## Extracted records

"""

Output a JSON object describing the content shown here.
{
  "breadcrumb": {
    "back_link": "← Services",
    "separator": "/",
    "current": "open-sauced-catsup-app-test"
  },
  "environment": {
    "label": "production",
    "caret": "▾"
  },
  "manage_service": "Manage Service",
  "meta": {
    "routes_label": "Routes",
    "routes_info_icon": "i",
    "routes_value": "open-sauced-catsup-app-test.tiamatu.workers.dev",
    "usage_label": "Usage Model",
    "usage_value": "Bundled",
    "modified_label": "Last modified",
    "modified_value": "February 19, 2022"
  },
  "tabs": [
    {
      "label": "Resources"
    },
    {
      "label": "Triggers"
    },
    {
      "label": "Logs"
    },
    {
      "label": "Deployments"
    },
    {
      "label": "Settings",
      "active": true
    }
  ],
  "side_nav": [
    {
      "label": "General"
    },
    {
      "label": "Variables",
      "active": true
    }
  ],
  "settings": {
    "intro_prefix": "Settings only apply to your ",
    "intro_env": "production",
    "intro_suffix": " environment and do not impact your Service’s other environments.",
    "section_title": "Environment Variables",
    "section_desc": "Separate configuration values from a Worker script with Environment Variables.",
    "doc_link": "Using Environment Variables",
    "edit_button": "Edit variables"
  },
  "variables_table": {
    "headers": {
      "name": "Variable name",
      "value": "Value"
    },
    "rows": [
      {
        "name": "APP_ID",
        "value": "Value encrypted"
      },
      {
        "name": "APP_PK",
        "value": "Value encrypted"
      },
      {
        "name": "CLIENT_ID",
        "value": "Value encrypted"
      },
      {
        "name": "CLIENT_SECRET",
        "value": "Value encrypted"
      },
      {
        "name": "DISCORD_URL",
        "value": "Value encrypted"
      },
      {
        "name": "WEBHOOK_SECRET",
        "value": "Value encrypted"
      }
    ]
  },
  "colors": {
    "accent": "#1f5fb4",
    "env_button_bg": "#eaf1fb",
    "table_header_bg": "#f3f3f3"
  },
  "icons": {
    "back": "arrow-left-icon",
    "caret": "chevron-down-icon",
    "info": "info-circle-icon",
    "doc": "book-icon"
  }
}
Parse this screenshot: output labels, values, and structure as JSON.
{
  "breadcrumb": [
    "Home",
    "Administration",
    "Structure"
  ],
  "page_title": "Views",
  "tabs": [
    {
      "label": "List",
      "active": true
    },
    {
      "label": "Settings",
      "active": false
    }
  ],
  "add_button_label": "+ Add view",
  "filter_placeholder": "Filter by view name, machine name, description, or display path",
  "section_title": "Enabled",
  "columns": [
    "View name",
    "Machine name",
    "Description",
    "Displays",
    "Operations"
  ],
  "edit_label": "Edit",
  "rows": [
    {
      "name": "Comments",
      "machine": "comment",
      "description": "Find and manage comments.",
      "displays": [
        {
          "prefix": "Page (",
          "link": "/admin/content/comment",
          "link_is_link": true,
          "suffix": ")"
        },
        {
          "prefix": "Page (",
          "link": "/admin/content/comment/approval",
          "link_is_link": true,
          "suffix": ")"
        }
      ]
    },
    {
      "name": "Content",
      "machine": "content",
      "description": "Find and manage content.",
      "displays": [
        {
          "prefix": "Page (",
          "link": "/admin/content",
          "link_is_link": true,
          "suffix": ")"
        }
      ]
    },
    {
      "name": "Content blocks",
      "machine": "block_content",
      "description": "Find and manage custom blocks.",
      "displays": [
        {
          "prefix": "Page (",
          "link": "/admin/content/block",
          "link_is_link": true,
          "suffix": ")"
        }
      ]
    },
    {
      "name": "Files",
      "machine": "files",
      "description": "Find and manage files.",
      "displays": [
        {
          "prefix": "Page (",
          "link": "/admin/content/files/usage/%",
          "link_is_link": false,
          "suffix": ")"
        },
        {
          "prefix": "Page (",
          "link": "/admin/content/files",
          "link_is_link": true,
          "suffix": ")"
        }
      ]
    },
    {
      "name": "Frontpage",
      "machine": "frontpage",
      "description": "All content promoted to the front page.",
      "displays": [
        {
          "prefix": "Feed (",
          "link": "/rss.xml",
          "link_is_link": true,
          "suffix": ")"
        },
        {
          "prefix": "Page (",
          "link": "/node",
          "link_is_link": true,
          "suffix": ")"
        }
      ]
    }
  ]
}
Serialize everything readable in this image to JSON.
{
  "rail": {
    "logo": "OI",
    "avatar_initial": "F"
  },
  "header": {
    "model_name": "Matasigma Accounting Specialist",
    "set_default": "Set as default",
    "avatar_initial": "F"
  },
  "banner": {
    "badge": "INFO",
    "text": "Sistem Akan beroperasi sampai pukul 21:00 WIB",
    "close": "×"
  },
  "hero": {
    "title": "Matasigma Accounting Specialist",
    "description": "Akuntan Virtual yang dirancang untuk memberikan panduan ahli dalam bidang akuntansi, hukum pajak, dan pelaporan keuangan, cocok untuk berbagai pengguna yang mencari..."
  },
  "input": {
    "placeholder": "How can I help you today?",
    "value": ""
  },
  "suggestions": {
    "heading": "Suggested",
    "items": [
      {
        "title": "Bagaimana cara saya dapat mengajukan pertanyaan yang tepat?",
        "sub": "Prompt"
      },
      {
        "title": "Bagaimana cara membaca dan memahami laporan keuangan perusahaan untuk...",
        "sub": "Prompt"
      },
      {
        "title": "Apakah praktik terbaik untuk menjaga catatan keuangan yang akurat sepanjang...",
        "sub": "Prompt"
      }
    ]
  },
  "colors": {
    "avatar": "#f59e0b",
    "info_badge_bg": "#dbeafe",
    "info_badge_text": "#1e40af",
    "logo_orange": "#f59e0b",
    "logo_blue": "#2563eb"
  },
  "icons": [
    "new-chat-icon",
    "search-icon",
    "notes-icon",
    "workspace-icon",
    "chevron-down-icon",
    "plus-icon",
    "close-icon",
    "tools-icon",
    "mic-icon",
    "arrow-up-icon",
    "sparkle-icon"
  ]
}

"""

## WHAT TO WORK ON
Pull out all lines of the data with the string "cara".

## SOLUTION FOR THIS PROBLEM
        "title": "Bagaimana cara saya dapat mengajukan pertanyaan yang tepat?",
        "title": "Bagaimana cara membaca dan memahami laporan keuangan perusahaan untuk...",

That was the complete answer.